DATASET EXTRACT
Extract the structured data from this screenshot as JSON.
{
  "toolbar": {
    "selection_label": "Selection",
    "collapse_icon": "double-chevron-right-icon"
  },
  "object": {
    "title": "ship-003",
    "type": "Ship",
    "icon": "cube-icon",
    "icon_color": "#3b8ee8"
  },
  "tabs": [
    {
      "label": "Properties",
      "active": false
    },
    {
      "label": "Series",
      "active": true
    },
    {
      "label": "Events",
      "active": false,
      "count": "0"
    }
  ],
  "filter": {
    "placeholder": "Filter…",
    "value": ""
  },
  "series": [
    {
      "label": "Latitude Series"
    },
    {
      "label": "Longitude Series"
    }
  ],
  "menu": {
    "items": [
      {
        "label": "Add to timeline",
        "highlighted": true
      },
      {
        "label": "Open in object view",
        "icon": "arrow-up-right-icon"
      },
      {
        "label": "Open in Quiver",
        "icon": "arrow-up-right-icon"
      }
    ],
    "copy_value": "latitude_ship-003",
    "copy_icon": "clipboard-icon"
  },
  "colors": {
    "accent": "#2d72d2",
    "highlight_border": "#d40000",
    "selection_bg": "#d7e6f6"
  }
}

WORK TO COMPLETE
Would you copy out each line exactly as written?

TASK RESPONSE
Extract the structured data from this screenshot as JSON.
{
  "toolbar": {
    "selection_label": "Selection",
    "collapse_icon": "double-chevron-right-icon"
  },
  "object": {
    "title": "ship-003",
    "type": "Ship",
    "icon": "cube-icon",
    "icon_color": "#3b8ee8"
  },
  "tabs": [
    {
      "label": "Properties",
      "active": false
    },
    {
      "label": "Series",
      "active": true
    },
    {
      "label": "Events",
      "active": false,
      "count": "0"
    }
  ],
  "filter": {
    "placeholder": "Filter…",
    "value": ""
  },
  "series": [
    {
      "label": "Latitude Series"
    },
    {
      "label": "Longitude Series"
    }
  ],
  "menu": {
    "items": [
      {
        "label": "Add to timeline",
        "highlighted": true
      },
      {
        "label": "Open in object view",
        "icon": "arrow-up-right-icon"
      },
      {
        "label": "Open in Quiver",
        "icon": "arrow-up-right-icon"
      }
    ],
    "copy_value": "latitude_ship-003",
    "copy_icon": "clipboard-icon"
  },
  "colors": {
    "accent": "#2d72d2",
    "highlight_border": "#d40000",
    "selection_bg": "#d7e6f6"
  }
}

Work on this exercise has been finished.